# [What you are asked to do]
Return every line of the records below word for word, omitting the pictures.

[Annotated element entries]
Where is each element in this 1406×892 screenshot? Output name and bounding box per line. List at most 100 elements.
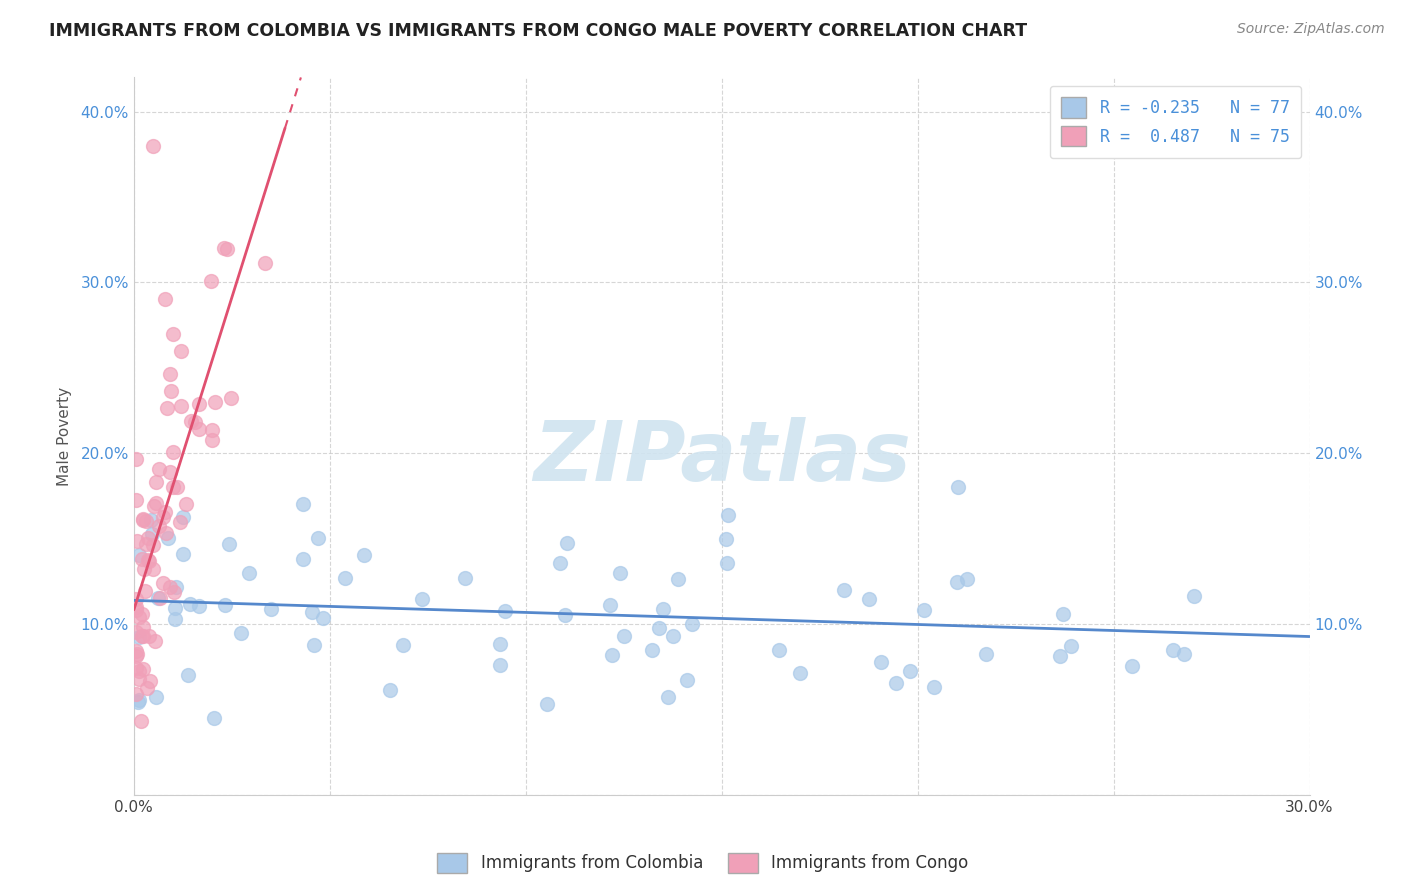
- Point: [162, 326, 184, 341]
- Point: [163, 612, 186, 626]
- Point: [136, 681, 159, 695]
- Point: [221, 391, 243, 405]
- Point: [946, 480, 969, 494]
- Point: [600, 648, 623, 662]
- Point: [254, 256, 277, 270]
- Point: [138, 629, 160, 643]
- Point: [392, 638, 415, 652]
- Point: [184, 415, 207, 429]
- Point: [142, 562, 165, 576]
- Point: [125, 660, 148, 674]
- Point: [555, 536, 578, 550]
- Point: [125, 624, 148, 639]
- Point: [142, 538, 165, 552]
- Point: [717, 508, 740, 523]
- Point: [212, 241, 235, 255]
- Point: [187, 599, 209, 614]
- Point: [657, 690, 679, 705]
- Point: [131, 629, 153, 643]
- Point: [652, 602, 675, 616]
- Point: [160, 384, 183, 399]
- Point: [307, 531, 329, 545]
- Point: [204, 395, 226, 409]
- Point: [155, 293, 177, 307]
- Point: [789, 665, 811, 680]
- Point: [135, 537, 157, 551]
- Point: [176, 497, 198, 511]
- Point: [159, 367, 181, 381]
- Point: [170, 400, 193, 414]
- Point: [832, 583, 855, 598]
- Point: [946, 575, 969, 590]
- Point: [142, 138, 165, 153]
- Point: [156, 401, 179, 416]
- Point: [956, 572, 979, 586]
- Point: [200, 274, 222, 288]
- Point: [125, 687, 148, 701]
- Point: [148, 518, 170, 533]
- Point: [132, 512, 155, 526]
- Point: [716, 556, 738, 570]
- Point: [125, 599, 148, 614]
- Point: [548, 556, 571, 570]
- Point: [1161, 643, 1184, 657]
- Point: [301, 605, 323, 619]
- Point: [145, 690, 167, 704]
- Point: [125, 648, 148, 663]
- Point: [488, 637, 510, 651]
- Point: [125, 493, 148, 508]
- Point: [858, 591, 880, 606]
- Point: [454, 571, 477, 585]
- Point: [662, 629, 685, 643]
- Point: [159, 465, 181, 479]
- Point: [159, 580, 181, 594]
- Point: [214, 599, 236, 613]
- Point: [411, 591, 433, 606]
- Point: [870, 655, 893, 669]
- Point: [127, 534, 149, 549]
- Point: [260, 602, 283, 616]
- Point: [136, 531, 159, 545]
- Point: [217, 242, 239, 256]
- Point: [884, 675, 907, 690]
- Text: Source: ZipAtlas.com: Source: ZipAtlas.com: [1237, 22, 1385, 37]
- Point: [162, 445, 184, 459]
- Point: [609, 566, 631, 581]
- Point: [131, 620, 153, 634]
- Point: [335, 571, 357, 585]
- Point: [131, 628, 153, 642]
- Point: [125, 592, 148, 607]
- Point: [143, 633, 166, 648]
- Point: [148, 462, 170, 476]
- Point: [129, 714, 152, 729]
- Point: [177, 668, 200, 682]
- Point: [172, 510, 194, 524]
- Point: [1173, 647, 1195, 661]
- Point: [152, 576, 174, 591]
- Point: [146, 591, 169, 605]
- Point: [132, 562, 155, 576]
- Point: [135, 514, 157, 528]
- Point: [922, 681, 945, 695]
- Point: [127, 647, 149, 661]
- Point: [169, 515, 191, 529]
- Point: [353, 548, 375, 562]
- Point: [1182, 589, 1205, 603]
- Point: [312, 610, 335, 624]
- Legend: R = -0.235   N = 77, R =  0.487   N = 75: R = -0.235 N = 77, R = 0.487 N = 75: [1049, 86, 1301, 158]
- Point: [128, 630, 150, 644]
- Point: [125, 644, 148, 658]
- Point: [125, 602, 148, 616]
- Point: [599, 598, 621, 612]
- Point: [489, 657, 512, 672]
- Point: [768, 643, 790, 657]
- Point: [180, 414, 202, 428]
- Point: [155, 525, 177, 540]
- Point: [128, 664, 150, 678]
- Point: [1060, 639, 1083, 653]
- Point: [292, 497, 315, 511]
- Point: [152, 510, 174, 524]
- Point: [131, 607, 153, 621]
- Text: ZIPatlas: ZIPatlas: [533, 417, 911, 498]
- Point: [132, 662, 155, 676]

# [Response below]
Where is each element in this 1406×892 screenshot? Output name and bounding box per line. List at most 100 elements.
- Point: [162, 326, 184, 341]
- Point: [163, 612, 186, 626]
- Point: [136, 681, 159, 695]
- Point: [221, 391, 243, 405]
- Point: [946, 480, 969, 494]
- Point: [600, 648, 623, 662]
- Point: [254, 256, 277, 270]
- Point: [138, 629, 160, 643]
- Point: [392, 638, 415, 652]
- Point: [184, 415, 207, 429]
- Point: [142, 562, 165, 576]
- Point: [125, 660, 148, 674]
- Point: [555, 536, 578, 550]
- Point: [125, 624, 148, 639]
- Point: [142, 538, 165, 552]
- Point: [717, 508, 740, 523]
- Point: [212, 241, 235, 255]
- Point: [187, 599, 209, 614]
- Point: [657, 690, 679, 705]
- Point: [131, 629, 153, 643]
- Point: [652, 602, 675, 616]
- Point: [160, 384, 183, 399]
- Point: [307, 531, 329, 545]
- Point: [204, 395, 226, 409]
- Point: [155, 293, 177, 307]
- Point: [789, 665, 811, 680]
- Point: [135, 537, 157, 551]
- Point: [176, 497, 198, 511]
- Point: [159, 367, 181, 381]
- Point: [170, 400, 193, 414]
- Point: [832, 583, 855, 598]
- Point: [946, 575, 969, 590]
- Point: [142, 138, 165, 153]
- Point: [156, 401, 179, 416]
- Point: [956, 572, 979, 586]
- Point: [200, 274, 222, 288]
- Point: [125, 687, 148, 701]
- Point: [148, 518, 170, 533]
- Point: [132, 512, 155, 526]
- Point: [716, 556, 738, 570]
- Point: [125, 599, 148, 614]
- Point: [548, 556, 571, 570]
- Point: [1161, 643, 1184, 657]
- Point: [301, 605, 323, 619]
- Point: [145, 690, 167, 704]
- Point: [125, 648, 148, 663]
- Point: [488, 637, 510, 651]
- Point: [125, 493, 148, 508]
- Point: [858, 591, 880, 606]
- Point: [454, 571, 477, 585]
- Point: [662, 629, 685, 643]
- Point: [159, 465, 181, 479]
- Point: [159, 580, 181, 594]
- Point: [214, 599, 236, 613]
- Point: [411, 591, 433, 606]
- Point: [870, 655, 893, 669]
- Point: [127, 534, 149, 549]
- Point: [260, 602, 283, 616]
- Point: [136, 531, 159, 545]
- Point: [217, 242, 239, 256]
- Point: [884, 675, 907, 690]
- Text: Source: ZipAtlas.com: Source: ZipAtlas.com: [1237, 22, 1385, 37]
- Point: [162, 445, 184, 459]
- Point: [609, 566, 631, 581]
- Point: [131, 620, 153, 634]
- Point: [335, 571, 357, 585]
- Point: [131, 628, 153, 642]
- Point: [125, 592, 148, 607]
- Point: [143, 633, 166, 648]
- Point: [148, 462, 170, 476]
- Point: [129, 714, 152, 729]
- Point: [177, 668, 200, 682]
- Point: [172, 510, 194, 524]
- Point: [1173, 647, 1195, 661]
- Point: [152, 576, 174, 591]
- Point: [146, 591, 169, 605]
- Point: [132, 562, 155, 576]
- Point: [135, 514, 157, 528]
- Point: [922, 681, 945, 695]
- Point: [127, 647, 149, 661]
- Point: [169, 515, 191, 529]
- Point: [353, 548, 375, 562]
- Point: [1182, 589, 1205, 603]
- Point: [312, 610, 335, 624]
- Legend: R = -0.235   N = 77, R =  0.487   N = 75: R = -0.235 N = 77, R = 0.487 N = 75: [1049, 86, 1301, 158]
- Point: [128, 630, 150, 644]
- Point: [125, 644, 148, 658]
- Point: [125, 602, 148, 616]
- Point: [599, 598, 621, 612]
- Point: [489, 657, 512, 672]
- Point: [768, 643, 790, 657]
- Point: [180, 414, 202, 428]
- Point: [155, 525, 177, 540]
- Point: [128, 664, 150, 678]
- Point: [1060, 639, 1083, 653]
- Point: [292, 497, 315, 511]
- Point: [152, 510, 174, 524]
- Point: [131, 607, 153, 621]
- Text: ZIPatlas: ZIPatlas: [533, 417, 911, 498]
- Point: [132, 662, 155, 676]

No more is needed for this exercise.